Task directions:
Go through the data below and gather each line containing "placeholder".

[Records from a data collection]
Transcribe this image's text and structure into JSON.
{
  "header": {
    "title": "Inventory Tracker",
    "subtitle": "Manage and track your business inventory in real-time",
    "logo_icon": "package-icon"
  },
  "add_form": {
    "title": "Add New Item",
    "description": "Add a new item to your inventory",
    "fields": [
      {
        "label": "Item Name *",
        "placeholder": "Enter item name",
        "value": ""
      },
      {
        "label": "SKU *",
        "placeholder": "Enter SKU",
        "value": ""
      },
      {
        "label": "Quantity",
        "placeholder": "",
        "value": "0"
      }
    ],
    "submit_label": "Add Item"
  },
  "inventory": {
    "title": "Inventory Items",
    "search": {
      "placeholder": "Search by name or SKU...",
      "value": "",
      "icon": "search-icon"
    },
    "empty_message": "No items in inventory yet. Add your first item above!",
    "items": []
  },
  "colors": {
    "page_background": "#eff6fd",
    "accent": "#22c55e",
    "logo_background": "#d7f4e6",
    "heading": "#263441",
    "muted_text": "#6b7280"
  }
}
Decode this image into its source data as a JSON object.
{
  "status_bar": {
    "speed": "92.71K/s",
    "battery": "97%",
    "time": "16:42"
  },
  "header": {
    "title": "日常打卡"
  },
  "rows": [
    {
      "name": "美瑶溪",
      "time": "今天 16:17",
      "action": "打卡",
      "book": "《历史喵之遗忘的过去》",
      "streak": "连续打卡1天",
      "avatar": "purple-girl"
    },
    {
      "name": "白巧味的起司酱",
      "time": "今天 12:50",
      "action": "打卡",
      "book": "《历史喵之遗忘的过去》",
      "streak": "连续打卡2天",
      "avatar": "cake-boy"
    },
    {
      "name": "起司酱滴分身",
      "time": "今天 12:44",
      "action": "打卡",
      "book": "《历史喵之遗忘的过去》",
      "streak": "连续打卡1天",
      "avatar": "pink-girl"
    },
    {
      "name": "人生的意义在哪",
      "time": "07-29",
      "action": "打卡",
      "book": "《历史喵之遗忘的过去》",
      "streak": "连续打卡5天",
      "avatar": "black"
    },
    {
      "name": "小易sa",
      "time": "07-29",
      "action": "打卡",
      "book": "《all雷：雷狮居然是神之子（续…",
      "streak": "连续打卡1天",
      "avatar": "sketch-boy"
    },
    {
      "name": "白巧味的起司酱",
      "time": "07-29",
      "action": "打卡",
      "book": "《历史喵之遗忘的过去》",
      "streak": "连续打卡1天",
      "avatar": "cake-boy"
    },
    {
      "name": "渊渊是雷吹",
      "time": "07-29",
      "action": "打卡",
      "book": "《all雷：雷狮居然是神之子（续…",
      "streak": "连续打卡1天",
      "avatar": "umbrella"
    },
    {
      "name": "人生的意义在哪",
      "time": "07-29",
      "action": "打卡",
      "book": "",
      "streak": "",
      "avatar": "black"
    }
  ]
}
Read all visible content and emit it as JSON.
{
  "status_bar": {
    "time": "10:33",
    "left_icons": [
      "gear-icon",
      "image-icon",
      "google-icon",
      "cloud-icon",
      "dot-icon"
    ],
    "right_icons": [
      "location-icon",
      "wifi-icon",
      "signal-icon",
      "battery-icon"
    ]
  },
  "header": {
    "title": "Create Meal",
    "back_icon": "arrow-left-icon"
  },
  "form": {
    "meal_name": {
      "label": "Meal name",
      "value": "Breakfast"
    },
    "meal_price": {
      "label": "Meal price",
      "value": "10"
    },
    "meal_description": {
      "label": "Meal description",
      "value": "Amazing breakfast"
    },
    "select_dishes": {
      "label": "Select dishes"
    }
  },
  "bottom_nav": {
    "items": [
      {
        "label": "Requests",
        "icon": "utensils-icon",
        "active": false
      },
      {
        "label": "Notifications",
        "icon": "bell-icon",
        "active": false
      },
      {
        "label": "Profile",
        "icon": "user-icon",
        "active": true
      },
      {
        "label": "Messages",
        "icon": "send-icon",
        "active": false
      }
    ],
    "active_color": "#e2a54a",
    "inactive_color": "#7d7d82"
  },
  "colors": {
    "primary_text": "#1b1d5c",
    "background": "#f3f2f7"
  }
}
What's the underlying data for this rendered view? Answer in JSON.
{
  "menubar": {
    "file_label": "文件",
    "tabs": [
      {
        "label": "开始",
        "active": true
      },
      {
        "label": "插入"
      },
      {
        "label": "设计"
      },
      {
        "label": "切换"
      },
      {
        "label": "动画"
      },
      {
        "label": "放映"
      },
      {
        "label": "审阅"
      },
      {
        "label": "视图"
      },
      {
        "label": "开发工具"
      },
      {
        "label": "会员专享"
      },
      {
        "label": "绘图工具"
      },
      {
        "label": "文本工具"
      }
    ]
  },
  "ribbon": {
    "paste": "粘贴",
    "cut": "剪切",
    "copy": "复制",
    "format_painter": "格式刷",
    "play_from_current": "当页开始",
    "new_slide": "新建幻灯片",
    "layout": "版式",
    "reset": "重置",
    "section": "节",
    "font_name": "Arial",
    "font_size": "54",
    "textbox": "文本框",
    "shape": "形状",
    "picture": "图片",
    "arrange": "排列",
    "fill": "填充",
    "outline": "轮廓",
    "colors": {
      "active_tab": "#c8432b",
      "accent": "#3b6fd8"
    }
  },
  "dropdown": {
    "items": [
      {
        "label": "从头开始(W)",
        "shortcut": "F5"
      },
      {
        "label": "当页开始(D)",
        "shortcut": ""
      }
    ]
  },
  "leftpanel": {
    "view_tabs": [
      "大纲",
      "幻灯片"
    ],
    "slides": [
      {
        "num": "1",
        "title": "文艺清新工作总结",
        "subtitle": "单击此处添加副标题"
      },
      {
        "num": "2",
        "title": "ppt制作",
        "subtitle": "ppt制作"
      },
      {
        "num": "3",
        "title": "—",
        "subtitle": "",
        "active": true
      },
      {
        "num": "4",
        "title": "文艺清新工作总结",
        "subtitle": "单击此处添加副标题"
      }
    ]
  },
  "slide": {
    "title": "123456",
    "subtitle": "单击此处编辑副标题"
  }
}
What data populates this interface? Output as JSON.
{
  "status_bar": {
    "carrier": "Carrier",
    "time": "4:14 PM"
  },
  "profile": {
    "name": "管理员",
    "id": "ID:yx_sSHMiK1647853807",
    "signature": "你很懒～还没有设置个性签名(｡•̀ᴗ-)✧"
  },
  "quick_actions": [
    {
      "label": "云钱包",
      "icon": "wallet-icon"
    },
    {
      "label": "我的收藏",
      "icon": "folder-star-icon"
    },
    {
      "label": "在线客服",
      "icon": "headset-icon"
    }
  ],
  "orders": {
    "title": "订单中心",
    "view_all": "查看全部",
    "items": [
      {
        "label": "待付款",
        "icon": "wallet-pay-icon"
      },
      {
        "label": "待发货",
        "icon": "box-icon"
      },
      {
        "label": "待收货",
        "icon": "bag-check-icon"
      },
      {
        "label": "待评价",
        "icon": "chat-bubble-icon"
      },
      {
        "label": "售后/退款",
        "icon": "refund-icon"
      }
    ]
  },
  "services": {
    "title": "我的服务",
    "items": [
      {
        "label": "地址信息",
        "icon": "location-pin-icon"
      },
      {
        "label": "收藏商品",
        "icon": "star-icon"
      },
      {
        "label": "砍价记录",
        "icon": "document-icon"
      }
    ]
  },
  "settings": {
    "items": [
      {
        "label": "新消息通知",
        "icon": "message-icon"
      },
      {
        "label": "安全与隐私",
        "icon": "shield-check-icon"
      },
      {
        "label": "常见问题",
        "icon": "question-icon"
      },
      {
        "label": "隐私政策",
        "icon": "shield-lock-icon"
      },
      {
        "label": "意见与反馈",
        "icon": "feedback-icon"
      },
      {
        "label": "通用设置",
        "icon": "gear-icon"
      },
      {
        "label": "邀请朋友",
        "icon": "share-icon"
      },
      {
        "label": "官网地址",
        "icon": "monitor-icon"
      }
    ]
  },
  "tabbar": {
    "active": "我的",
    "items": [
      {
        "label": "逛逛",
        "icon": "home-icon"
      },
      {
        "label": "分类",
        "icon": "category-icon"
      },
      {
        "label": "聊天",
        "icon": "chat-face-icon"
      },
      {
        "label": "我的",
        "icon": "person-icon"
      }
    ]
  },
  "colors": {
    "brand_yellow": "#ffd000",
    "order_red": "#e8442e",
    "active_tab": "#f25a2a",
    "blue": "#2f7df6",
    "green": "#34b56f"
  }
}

Solution:
        "placeholder": "Enter item name",
        "placeholder": "Enter SKU",
        "placeholder": "",
      "placeholder": "Search by name or SKU...",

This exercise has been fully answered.